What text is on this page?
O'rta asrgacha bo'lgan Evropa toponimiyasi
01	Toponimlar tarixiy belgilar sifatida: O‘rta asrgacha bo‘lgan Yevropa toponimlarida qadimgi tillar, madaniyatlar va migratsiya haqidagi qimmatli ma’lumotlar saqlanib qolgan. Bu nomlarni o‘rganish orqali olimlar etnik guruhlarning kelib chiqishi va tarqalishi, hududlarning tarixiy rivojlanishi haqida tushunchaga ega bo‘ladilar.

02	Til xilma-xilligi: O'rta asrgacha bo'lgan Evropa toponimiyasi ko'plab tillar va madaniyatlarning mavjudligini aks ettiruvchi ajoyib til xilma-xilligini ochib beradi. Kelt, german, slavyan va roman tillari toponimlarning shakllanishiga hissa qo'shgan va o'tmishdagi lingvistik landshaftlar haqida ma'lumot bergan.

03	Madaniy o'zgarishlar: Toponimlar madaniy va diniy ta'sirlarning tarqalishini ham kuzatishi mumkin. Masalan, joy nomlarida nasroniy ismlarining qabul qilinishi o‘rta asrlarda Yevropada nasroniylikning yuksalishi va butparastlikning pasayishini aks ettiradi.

****************

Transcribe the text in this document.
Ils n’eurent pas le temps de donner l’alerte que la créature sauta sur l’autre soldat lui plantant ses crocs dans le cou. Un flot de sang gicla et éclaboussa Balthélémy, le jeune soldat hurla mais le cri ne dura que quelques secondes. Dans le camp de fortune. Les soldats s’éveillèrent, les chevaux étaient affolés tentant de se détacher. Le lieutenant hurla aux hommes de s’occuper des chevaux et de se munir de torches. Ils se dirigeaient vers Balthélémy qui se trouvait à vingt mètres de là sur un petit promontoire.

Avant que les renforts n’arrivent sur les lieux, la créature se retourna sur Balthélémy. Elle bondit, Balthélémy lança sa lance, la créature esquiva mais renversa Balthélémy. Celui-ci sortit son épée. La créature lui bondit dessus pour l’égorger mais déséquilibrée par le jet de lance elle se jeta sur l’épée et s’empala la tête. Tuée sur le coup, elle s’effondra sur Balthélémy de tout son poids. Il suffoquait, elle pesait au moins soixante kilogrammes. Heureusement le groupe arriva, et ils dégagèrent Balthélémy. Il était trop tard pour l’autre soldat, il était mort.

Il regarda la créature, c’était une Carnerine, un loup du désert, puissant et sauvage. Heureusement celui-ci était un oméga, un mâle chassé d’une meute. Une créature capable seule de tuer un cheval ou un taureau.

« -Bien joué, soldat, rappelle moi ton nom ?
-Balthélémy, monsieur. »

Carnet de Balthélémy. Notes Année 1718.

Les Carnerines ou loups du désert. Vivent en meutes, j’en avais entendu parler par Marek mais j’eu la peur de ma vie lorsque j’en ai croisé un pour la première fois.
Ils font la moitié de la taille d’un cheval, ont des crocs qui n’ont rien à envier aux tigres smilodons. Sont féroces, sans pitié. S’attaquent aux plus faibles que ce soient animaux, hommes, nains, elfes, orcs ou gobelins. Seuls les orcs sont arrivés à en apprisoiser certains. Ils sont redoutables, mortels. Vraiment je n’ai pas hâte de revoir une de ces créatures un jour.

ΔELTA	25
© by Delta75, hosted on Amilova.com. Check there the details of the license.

****************

» **WHAT IS NEEDED**:
Return only the count of lines in the records that hold the word "this".

» **RIGHT ANSWER**:
2